Omit every picture and write out the rest of the records exactly.

Supplied data
____

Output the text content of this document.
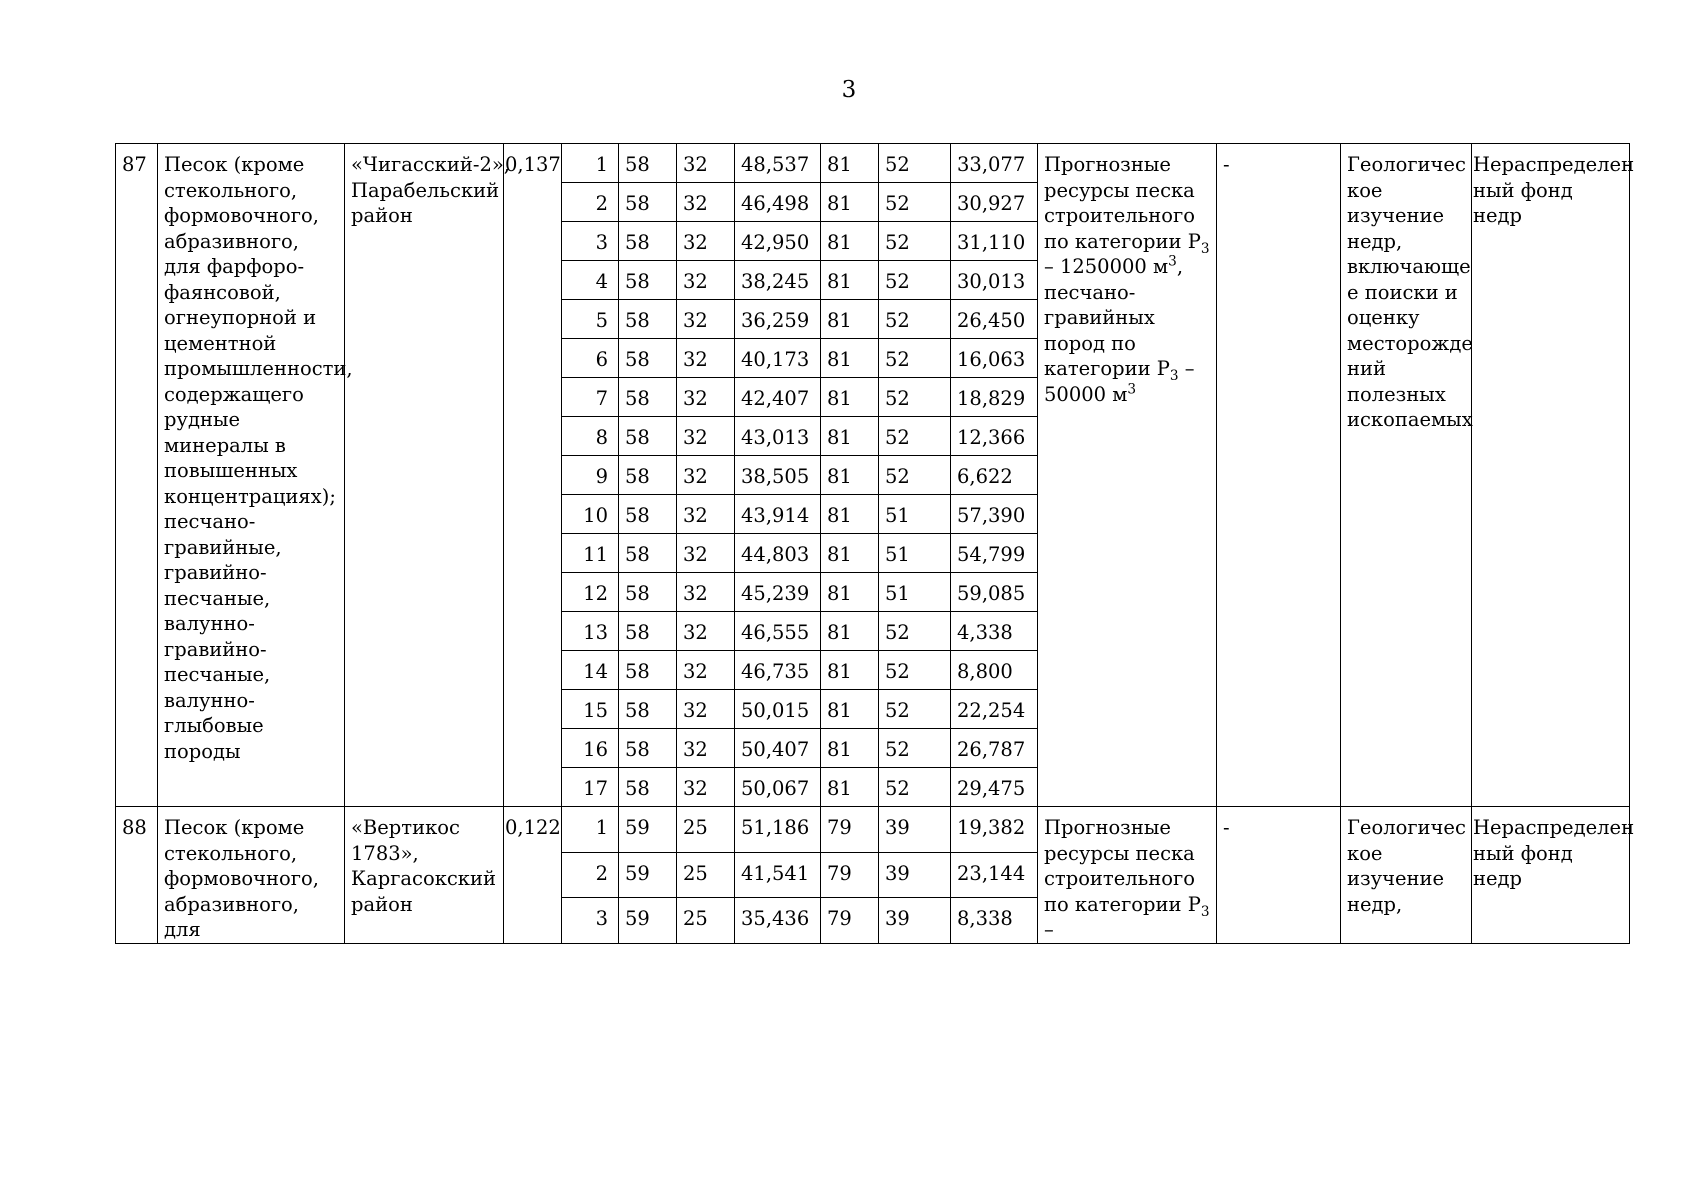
3
87	Песок (кроме стекольного, формовочного, абразивного, для фарфоро-фаянсовой, огнеупорной и цементной промышленности, содержащего рудные минералы в повышенных концентрациях); песчано-гравийные, гравийно-песчаные, валунно-гравийно-песчаные, валунно-глыбовые породы	«Чигасский-2», Парабельский район	0,137	1	58	32	48,537	81	52	33,077	Прогнозные ресурсы песка строительного по категории $Р_3 - 1250000$ $м^3$, песчано-гравийных пород по категории $Р_3 - 50000$ $м^3$	-	Геологичес кое изучение недр, включающе е поиски и оценку месторожде ний полезных ископаемых	Нераспределен ный фонд недр
				2	58	32	46,498	81	52	30,927				
				3	58	32	42,950	81	52	31,110				
				4	58	32	38,245	81	52	30,013				
				5	58	32	36,259	81	52	26,450				
				6	58	32	40,173	81	52	16,063				
				7	58	32	42,407	81	52	18,829				
				8	58	32	43,013	81	52	12,366				
				9	58	32	38,505	81	52	6,622				
				10	58	32	43,914	81	51	57,390				
				11	58	32	44,803	81	51	54,799				
				12	58	32	45,239	81	51	59,085				
				13	58	32	46,555	81	52	4,338				
				14	58	32	46,735	81	52	8,800				
				15	58	32	50,015	81	52	22,254				
				16	58	32	50,407	81	52	26,787				
				17	58	32	50,067	81	52	29,475				
88	Песок (кроме стекольного, формовочного, абразивного, для	«Вертикос 1783», Каргасокский район	0,122	1	59	25	51,186	79	39	19,382	Прогнозные ресурсы песка строительного по категории $Р_3$ –	-	Геологичес кое изучение недр,	Нераспределен ный фонд недр
				2	59	25	41,541	79	39	23,144				
				3	59	25	35,436	79	39	8,338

____

Answer to this problem
Output the text content of this document.
3
87	Песок (кроме стекольного, формовочного, абразивного, для фарфоро-фаянсовой, огнеупорной и цементной промышленности, содержащего рудные минералы в повышенных концентрациях); песчано-гравийные, гравийно-песчаные, валунно-гравийно-песчаные, валунно-глыбовые породы	«Чигасский-2», Парабельский район	0,137	1	58	32	48,537	81	52	33,077	Прогнозные ресурсы песка строительного по категории $Р_3 - 1250000$ $м^3$, песчано-гравийных пород по категории $Р_3 - 50000$ $м^3$	-	Геологичес кое изучение недр, включающе е поиски и оценку месторожде ний полезных ископаемых	Нераспределен ный фонд недр
				2	58	32	46,498	81	52	30,927				
				3	58	32	42,950	81	52	31,110				
				4	58	32	38,245	81	52	30,013				
				5	58	32	36,259	81	52	26,450				
				6	58	32	40,173	81	52	16,063				
				7	58	32	42,407	81	52	18,829				
				8	58	32	43,013	81	52	12,366				
				9	58	32	38,505	81	52	6,622				
				10	58	32	43,914	81	51	57,390				
				11	58	32	44,803	81	51	54,799				
				12	58	32	45,239	81	51	59,085				
				13	58	32	46,555	81	52	4,338				
				14	58	32	46,735	81	52	8,800				
				15	58	32	50,015	81	52	22,254				
				16	58	32	50,407	81	52	26,787				
				17	58	32	50,067	81	52	29,475				
88	Песок (кроме стекольного, формовочного, абразивного, для	«Вертикос 1783», Каргасокский район	0,122	1	59	25	51,186	79	39	19,382	Прогнозные ресурсы песка строительного по категории $Р_3$ –	-	Геологичес кое изучение недр,	Нераспределен ный фонд недр
				2	59	25	41,541	79	39	23,144				
				3	59	25	35,436	79	39	8,338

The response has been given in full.